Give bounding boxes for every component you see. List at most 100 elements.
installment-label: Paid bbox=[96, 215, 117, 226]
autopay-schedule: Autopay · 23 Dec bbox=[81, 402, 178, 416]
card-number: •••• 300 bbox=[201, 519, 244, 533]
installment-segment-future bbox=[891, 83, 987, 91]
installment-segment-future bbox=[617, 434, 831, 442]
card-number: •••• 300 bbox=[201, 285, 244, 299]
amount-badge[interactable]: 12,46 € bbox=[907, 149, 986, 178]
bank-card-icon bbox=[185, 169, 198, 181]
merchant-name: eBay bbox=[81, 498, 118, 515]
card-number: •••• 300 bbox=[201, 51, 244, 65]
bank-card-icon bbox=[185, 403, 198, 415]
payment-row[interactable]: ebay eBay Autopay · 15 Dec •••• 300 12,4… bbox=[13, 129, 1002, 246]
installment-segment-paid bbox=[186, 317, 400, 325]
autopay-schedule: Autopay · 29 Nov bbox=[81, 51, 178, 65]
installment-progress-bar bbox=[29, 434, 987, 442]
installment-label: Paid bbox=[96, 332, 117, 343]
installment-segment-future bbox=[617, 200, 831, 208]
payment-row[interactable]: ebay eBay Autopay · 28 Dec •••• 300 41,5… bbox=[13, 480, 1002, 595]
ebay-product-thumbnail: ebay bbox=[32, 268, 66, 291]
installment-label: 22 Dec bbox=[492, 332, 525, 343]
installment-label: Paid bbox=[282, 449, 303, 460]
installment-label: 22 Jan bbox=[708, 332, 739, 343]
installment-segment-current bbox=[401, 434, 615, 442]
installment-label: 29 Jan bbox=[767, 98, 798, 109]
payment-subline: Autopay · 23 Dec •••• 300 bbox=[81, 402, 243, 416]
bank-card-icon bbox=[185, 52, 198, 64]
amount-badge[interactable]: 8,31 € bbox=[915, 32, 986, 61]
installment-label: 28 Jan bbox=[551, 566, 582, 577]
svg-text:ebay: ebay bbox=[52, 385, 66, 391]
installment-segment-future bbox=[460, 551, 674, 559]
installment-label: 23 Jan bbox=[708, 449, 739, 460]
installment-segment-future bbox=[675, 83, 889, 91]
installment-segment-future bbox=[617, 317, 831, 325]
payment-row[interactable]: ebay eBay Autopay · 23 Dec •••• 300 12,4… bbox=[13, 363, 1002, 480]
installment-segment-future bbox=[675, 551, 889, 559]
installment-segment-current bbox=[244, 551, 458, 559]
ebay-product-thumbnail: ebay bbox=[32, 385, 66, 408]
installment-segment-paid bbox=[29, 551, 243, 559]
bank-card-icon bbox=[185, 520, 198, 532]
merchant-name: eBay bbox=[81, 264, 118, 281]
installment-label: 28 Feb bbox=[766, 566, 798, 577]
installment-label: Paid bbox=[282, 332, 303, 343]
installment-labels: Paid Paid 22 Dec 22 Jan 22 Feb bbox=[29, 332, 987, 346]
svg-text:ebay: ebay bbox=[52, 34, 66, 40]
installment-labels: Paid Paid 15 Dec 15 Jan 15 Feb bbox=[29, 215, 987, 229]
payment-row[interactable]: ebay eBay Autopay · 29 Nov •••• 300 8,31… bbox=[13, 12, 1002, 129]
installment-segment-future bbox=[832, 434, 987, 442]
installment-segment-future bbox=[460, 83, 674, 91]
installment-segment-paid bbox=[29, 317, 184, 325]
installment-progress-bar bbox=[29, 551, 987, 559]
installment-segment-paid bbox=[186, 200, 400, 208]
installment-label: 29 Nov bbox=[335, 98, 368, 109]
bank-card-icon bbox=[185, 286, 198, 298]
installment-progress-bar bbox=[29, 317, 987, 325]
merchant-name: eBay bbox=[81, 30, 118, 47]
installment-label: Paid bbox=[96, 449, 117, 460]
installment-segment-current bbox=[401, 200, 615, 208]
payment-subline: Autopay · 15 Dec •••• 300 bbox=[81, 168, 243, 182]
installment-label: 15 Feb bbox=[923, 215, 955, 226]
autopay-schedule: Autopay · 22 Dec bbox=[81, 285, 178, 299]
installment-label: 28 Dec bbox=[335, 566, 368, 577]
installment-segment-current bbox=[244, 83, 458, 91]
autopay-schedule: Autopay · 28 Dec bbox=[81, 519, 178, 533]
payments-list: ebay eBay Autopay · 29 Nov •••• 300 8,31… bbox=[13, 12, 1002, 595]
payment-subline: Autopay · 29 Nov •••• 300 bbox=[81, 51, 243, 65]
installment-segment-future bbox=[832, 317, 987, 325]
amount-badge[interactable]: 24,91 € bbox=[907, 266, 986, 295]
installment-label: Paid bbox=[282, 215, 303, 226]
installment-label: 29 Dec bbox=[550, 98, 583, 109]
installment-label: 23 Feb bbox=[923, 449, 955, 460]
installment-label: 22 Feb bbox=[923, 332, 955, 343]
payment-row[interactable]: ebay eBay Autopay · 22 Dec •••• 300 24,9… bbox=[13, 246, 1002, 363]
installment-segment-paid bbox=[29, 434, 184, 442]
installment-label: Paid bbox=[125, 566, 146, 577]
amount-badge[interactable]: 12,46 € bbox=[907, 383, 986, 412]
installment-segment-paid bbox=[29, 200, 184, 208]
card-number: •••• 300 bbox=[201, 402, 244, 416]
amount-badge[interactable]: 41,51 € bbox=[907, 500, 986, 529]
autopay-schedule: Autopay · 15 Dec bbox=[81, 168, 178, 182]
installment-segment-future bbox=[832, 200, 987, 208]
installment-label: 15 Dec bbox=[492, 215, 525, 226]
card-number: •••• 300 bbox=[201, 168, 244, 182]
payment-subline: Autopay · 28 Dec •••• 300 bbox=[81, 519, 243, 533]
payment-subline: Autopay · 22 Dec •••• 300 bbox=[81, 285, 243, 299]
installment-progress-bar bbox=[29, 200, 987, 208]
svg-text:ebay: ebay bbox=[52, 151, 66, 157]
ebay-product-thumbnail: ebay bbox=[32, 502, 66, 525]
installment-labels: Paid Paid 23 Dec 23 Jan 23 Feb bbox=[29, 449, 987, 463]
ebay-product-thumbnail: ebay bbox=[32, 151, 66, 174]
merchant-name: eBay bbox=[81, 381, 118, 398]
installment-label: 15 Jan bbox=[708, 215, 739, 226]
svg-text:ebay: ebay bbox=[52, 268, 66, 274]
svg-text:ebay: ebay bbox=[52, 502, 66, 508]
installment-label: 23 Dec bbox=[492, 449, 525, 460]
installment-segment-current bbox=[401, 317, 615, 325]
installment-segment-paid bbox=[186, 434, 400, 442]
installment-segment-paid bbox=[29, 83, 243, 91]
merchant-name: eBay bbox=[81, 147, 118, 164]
#####
= Requirements =
Copy out the entries word for word, starting at their first line and ending with the line that contains "card-number: •••• 300 bbox=[201, 285, 244, 299]", with both of those lines included.

= Written response =
Give bounding boxes for every component you see. List at most 100 elements.
installment-label: Paid bbox=[96, 215, 117, 226]
autopay-schedule: Autopay · 23 Dec bbox=[81, 402, 178, 416]
card-number: •••• 300 bbox=[201, 519, 244, 533]
installment-segment-future bbox=[891, 83, 987, 91]
installment-segment-future bbox=[617, 434, 831, 442]
card-number: •••• 300 bbox=[201, 285, 244, 299]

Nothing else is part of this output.